▶ Task goal
Check each line of the listing, and copy it if it contains the word "động".

▶ Information shown
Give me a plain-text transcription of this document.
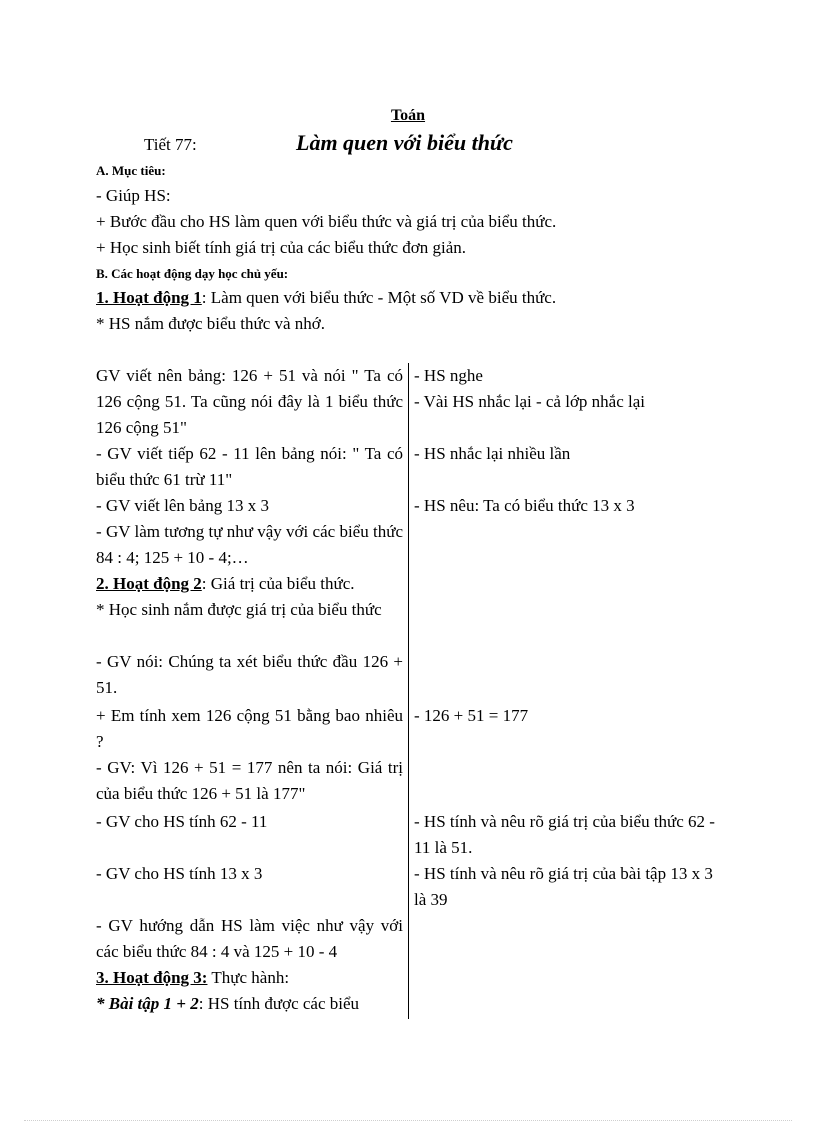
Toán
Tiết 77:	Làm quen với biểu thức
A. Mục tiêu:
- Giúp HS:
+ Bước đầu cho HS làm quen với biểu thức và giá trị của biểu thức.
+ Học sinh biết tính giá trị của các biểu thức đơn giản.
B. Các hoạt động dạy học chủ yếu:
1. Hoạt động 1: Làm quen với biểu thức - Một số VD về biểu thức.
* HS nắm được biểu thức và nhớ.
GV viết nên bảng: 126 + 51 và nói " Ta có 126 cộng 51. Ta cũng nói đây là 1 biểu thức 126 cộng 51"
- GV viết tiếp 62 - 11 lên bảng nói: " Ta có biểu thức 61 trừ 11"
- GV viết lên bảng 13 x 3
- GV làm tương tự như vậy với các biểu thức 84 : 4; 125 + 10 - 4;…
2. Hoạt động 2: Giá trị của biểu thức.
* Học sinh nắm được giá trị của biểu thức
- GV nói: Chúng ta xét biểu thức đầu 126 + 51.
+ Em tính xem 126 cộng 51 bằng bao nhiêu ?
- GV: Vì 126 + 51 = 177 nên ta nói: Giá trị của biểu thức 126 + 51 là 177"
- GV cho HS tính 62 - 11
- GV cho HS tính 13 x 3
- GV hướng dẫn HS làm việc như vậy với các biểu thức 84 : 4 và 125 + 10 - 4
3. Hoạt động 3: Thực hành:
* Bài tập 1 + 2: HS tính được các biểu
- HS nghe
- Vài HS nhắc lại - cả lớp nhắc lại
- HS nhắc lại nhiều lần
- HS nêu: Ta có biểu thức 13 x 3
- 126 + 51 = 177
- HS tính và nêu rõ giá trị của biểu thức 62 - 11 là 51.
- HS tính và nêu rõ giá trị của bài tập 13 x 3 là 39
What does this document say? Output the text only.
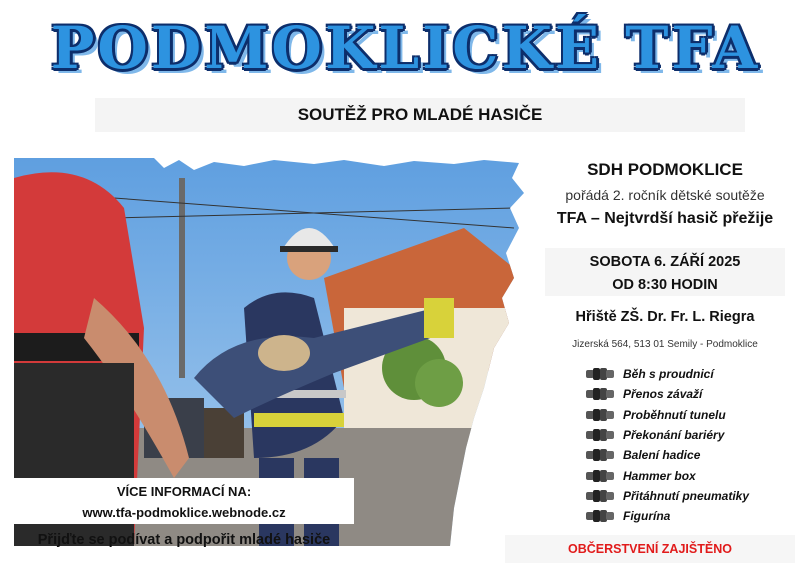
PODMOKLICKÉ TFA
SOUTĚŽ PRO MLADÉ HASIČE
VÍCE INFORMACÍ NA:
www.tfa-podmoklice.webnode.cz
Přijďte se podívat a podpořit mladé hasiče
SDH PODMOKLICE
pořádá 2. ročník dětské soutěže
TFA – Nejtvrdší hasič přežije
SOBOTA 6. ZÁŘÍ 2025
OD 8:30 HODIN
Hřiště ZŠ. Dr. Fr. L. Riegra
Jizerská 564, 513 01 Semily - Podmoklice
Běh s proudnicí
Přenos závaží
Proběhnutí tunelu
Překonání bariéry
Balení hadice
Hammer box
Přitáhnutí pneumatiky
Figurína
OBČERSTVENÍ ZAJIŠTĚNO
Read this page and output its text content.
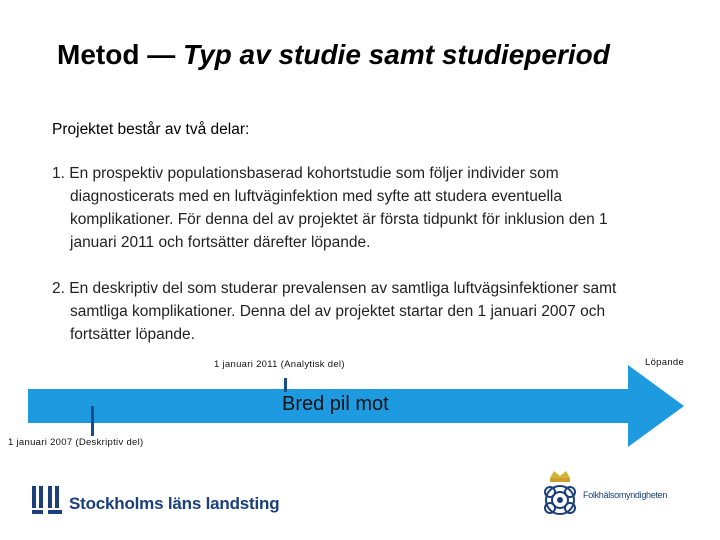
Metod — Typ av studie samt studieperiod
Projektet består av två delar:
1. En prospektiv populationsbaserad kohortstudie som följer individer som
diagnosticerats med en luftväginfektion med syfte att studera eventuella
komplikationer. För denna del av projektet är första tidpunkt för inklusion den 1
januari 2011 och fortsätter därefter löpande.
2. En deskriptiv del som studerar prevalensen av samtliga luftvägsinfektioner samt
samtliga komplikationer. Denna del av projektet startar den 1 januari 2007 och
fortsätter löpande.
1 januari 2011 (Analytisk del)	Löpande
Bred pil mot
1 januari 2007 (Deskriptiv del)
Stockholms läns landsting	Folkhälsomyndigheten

▶ In response
B. Các hoạt động dạy học chủ yếu:
1. Hoạt động 1: Làm quen với biểu thức - Một số VD về biểu thức.
2. Hoạt động 2: Giá trị của biểu thức.
3. Hoạt động 3: Thực hành:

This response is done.